* Aim of the task
Nothing but the lines from the one with "Enumerate this screenshot's" to the final line should be returned, each exactly as it appears.

[Dataset records]
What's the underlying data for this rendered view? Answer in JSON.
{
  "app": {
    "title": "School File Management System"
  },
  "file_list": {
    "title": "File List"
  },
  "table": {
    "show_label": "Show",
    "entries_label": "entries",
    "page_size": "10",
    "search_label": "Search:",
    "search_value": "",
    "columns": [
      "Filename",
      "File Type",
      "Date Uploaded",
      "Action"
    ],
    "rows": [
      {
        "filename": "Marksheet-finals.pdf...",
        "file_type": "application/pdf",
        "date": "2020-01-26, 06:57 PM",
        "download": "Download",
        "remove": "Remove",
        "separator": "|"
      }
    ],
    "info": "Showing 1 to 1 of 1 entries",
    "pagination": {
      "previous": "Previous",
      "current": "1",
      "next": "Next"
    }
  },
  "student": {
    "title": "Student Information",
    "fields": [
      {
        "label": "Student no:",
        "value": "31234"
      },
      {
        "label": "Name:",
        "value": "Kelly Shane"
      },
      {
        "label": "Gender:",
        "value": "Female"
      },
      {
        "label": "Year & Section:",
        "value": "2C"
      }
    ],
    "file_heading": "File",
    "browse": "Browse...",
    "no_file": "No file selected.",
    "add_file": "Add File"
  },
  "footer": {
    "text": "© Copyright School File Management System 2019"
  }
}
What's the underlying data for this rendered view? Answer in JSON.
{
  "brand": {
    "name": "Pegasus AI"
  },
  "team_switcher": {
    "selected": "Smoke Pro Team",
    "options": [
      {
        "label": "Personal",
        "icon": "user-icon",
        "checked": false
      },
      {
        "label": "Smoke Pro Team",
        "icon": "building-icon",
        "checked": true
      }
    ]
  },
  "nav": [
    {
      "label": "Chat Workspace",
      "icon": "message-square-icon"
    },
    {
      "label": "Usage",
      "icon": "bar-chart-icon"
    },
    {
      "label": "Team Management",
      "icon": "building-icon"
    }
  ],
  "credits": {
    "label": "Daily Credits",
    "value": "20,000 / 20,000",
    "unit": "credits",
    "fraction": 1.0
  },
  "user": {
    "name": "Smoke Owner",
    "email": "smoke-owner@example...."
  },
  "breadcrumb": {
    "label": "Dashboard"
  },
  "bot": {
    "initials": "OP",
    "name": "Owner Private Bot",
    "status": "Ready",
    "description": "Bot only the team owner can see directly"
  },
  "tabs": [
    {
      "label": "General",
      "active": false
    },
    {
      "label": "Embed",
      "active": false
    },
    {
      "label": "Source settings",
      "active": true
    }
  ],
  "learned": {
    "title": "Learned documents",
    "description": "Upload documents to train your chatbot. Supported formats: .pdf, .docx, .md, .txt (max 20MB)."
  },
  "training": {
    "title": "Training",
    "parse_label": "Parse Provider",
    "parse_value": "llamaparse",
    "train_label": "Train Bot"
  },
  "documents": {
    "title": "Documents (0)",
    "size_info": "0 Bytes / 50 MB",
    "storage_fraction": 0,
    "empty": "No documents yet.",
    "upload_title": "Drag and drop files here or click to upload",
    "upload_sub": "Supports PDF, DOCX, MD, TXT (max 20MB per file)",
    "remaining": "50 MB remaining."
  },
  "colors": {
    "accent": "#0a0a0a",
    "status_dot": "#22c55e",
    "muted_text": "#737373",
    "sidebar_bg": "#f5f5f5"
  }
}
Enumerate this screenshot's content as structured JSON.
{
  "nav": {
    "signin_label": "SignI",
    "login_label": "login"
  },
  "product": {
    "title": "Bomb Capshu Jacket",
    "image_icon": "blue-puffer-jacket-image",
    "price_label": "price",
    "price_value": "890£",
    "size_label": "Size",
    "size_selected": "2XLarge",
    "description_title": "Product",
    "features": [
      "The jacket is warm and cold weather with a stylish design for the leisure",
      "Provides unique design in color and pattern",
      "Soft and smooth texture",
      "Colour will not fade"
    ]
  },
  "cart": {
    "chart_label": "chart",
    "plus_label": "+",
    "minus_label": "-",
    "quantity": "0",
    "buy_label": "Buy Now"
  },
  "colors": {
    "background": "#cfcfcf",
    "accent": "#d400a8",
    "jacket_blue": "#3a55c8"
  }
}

* Completed exercise
Enumerate this screenshot's content as structured JSON.
{
  "nav": {
    "signin_label": "SignI",
    "login_label": "login"
  },
  "product": {
    "title": "Bomb Capshu Jacket",
    "image_icon": "blue-puffer-jacket-image",
    "price_label": "price",
    "price_value": "890£",
    "size_label": "Size",
    "size_selected": "2XLarge",
    "description_title": "Product",
    "features": [
      "The jacket is warm and cold weather with a stylish design for the leisure",
      "Provides unique design in color and pattern",
      "Soft and smooth texture",
      "Colour will not fade"
    ]
  },
  "cart": {
    "chart_label": "chart",
    "plus_label": "+",
    "minus_label": "-",
    "quantity": "0",
    "buy_label": "Buy Now"
  },
  "colors": {
    "background": "#cfcfcf",
    "accent": "#d400a8",
    "jacket_blue": "#3a55c8"
  }
}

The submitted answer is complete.